§ **TASK TO COMPLETE**: Collect every line of the material below that contains the word "houses", copying each line in full. Case counts.

— start of RECORDS PROVIDED —

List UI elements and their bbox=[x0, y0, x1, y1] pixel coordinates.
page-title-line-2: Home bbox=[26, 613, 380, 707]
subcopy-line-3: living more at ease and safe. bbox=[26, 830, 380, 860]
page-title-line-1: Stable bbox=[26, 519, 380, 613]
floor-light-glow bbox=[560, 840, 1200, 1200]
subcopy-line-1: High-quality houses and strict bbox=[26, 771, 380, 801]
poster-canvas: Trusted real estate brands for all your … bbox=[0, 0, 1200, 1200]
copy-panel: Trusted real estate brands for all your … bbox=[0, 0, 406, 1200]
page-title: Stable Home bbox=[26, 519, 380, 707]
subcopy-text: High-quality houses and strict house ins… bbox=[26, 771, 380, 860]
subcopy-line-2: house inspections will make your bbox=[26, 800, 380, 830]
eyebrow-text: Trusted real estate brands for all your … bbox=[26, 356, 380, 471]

— end of RECORDS PROVIDED —

§ **ANSWER IN FULL**:
subcopy-line-1: High-quality houses and strict bbox=[26, 771, 380, 801]
subcopy-text: High-quality houses and strict house ins… bbox=[26, 771, 380, 860]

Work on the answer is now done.